** begin Information shown **
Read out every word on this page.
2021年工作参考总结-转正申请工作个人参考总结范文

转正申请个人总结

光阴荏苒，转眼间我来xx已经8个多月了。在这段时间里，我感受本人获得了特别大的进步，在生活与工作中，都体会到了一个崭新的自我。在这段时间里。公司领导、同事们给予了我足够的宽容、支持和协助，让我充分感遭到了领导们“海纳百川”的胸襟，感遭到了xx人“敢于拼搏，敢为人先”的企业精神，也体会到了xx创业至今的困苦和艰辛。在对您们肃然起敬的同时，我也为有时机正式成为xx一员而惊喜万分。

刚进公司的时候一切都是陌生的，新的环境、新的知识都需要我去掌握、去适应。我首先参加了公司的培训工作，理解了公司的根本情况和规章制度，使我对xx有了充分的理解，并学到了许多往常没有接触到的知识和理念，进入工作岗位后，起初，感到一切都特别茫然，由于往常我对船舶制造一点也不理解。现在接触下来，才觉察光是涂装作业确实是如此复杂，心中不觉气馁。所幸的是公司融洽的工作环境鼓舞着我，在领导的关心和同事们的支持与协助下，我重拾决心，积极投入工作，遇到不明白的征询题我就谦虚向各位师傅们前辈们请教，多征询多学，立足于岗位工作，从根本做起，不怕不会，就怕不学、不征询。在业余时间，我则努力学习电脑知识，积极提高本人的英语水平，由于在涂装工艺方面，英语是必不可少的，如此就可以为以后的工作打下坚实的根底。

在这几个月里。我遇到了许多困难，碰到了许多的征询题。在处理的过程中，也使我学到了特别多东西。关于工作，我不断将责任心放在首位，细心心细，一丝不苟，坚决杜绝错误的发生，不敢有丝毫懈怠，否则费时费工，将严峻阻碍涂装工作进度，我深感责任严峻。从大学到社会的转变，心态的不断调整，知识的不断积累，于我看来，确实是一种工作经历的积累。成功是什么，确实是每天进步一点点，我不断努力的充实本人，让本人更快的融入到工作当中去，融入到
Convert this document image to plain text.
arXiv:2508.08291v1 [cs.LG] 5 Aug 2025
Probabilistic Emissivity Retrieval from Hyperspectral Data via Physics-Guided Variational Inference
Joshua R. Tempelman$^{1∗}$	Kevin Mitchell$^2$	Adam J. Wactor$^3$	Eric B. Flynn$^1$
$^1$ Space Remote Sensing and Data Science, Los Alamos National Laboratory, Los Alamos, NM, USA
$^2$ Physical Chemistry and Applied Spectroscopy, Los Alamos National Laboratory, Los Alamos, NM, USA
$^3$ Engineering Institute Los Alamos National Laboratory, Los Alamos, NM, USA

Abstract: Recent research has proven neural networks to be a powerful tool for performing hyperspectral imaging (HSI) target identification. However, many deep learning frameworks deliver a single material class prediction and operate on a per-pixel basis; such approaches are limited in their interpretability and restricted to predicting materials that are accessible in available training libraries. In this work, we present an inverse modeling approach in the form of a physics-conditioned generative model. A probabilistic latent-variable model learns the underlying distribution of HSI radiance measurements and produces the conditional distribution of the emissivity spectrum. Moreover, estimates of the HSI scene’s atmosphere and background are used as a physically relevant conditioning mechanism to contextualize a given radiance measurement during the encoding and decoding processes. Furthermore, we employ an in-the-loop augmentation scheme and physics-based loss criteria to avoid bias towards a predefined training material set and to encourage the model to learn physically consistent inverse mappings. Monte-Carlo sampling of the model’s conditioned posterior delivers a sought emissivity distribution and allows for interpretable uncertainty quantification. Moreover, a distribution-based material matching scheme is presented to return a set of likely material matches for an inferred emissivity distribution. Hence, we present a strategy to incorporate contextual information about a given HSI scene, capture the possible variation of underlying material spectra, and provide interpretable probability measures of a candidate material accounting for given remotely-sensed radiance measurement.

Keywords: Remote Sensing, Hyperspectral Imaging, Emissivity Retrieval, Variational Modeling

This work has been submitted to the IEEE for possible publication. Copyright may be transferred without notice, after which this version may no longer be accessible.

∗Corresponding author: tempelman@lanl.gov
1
** end Information shown **
Written request: Search the listing for the word "Sensing". Copy every line in which it occurs.

Exercise solution:
$^1$ Space Remote Sensing and Data Science, Los Alamos National Laboratory, Los Alamos, NM, USA
Keywords: Remote Sensing, Hyperspectral Imaging, Emissivity Retrieval, Variational Modeling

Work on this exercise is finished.